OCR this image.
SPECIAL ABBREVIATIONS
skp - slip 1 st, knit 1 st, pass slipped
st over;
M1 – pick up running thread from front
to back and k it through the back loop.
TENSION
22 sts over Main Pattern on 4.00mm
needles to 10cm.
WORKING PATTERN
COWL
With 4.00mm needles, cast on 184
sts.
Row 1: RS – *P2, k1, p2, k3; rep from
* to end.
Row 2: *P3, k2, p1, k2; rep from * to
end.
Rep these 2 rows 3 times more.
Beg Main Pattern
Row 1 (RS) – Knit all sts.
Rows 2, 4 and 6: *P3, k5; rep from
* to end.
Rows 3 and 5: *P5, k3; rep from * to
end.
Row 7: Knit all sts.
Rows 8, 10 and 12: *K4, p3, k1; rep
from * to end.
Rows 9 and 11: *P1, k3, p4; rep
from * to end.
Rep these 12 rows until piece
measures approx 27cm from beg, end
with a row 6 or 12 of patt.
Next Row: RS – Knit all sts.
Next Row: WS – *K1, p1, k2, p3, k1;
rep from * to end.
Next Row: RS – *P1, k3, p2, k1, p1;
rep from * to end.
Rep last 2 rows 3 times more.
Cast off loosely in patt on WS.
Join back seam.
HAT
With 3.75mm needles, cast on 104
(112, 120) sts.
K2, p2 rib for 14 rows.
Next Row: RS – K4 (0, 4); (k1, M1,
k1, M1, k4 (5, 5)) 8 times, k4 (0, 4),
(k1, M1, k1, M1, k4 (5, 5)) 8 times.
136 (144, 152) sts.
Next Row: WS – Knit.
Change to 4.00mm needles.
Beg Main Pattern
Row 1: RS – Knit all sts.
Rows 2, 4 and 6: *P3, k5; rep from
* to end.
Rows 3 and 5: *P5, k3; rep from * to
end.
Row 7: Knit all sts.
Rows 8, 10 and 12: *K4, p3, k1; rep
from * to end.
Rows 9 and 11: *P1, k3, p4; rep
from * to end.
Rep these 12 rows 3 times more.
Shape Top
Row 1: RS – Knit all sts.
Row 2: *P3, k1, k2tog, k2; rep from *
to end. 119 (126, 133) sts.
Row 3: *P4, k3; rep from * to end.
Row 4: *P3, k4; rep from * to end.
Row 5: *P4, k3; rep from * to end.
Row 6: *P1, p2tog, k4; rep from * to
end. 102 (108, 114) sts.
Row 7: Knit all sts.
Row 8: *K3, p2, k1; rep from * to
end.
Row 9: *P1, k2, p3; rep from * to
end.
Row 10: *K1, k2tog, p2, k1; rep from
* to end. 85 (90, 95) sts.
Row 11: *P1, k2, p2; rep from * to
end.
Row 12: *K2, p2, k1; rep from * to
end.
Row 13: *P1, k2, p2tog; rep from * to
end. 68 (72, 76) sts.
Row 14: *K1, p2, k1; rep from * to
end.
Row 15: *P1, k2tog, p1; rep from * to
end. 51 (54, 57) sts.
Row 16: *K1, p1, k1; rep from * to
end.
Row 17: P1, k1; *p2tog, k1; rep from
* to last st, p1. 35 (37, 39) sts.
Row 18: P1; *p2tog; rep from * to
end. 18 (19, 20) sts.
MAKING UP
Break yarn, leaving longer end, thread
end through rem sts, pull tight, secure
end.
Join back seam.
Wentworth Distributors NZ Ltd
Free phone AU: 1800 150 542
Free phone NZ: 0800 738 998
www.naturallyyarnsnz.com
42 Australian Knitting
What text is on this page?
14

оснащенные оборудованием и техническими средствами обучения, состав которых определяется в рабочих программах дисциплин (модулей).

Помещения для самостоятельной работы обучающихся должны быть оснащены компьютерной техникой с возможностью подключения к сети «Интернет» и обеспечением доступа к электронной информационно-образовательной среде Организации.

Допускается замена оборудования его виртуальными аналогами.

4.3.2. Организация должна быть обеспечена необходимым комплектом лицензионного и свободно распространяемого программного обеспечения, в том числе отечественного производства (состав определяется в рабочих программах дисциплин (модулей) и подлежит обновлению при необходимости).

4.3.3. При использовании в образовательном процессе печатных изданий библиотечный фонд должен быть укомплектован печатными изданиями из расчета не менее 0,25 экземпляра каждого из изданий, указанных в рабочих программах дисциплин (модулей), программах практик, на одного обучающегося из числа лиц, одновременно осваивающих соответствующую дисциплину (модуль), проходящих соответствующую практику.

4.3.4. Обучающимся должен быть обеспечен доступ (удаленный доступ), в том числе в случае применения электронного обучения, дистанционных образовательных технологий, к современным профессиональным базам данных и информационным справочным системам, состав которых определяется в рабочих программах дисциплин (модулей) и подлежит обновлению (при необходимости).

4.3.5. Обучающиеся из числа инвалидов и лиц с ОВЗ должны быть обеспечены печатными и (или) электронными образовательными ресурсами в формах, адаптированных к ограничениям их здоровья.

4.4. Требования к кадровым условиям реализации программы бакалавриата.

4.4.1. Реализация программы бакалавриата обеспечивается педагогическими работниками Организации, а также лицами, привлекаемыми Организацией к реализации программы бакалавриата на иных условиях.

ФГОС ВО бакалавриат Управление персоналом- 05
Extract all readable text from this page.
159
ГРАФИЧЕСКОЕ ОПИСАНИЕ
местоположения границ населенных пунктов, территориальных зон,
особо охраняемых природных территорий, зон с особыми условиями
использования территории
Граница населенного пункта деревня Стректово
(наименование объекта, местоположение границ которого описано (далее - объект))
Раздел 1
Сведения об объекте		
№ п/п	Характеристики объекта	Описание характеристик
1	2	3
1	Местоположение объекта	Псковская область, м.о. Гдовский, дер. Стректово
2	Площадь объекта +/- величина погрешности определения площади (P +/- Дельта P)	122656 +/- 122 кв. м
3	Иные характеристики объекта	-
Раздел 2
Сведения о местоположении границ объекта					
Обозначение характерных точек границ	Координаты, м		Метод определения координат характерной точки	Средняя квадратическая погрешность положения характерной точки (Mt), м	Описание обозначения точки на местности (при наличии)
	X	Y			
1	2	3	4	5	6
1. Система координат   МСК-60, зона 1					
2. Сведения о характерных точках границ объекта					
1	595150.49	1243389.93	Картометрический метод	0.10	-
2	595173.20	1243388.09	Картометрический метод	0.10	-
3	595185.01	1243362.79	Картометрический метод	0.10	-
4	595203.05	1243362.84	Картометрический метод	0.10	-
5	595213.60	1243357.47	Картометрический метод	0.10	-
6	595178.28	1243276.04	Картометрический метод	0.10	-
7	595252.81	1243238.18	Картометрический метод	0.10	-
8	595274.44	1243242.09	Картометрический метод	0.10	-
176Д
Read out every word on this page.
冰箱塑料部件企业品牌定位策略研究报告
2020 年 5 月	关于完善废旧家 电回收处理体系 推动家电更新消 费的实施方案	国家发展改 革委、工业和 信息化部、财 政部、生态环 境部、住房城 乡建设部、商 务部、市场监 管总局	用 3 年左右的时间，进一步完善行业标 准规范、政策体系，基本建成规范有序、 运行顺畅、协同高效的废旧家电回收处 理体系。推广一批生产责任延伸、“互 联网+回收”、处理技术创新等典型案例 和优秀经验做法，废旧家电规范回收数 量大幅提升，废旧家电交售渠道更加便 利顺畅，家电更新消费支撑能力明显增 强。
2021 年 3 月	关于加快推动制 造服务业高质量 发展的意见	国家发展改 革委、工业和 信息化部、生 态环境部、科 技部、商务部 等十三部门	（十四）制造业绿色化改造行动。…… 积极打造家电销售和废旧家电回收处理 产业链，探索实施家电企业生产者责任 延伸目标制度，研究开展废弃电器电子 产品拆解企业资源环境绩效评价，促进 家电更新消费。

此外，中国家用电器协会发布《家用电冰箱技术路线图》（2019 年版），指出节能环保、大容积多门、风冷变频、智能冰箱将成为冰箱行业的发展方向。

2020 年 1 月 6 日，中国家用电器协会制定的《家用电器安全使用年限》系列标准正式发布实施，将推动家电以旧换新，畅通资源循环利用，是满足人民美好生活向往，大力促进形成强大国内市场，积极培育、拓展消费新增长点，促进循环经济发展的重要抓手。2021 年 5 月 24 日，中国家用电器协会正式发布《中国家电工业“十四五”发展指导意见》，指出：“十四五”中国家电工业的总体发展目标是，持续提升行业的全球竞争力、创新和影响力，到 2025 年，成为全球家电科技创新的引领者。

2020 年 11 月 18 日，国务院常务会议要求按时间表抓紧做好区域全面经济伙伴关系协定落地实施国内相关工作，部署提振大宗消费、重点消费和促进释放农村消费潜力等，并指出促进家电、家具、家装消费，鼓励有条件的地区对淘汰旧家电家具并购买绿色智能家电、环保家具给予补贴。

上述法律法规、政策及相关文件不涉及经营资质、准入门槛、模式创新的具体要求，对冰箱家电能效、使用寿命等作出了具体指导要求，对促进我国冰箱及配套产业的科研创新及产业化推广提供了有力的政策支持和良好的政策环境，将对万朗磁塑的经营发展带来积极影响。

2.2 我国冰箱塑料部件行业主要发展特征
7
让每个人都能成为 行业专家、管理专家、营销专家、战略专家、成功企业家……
────────────────────
### Short exercise
Read through the data and copy every line where "реализации" shows up.

### Exercise solution
4.4. Требования к кадровым условиям реализации программы бакалавриата.
4.4.1. Реализация программы бакалавриата обеспечивается педагогическими работниками Организации, а также лицами, привлекаемыми Организацией к реализации программы бакалавриата на иных условиях.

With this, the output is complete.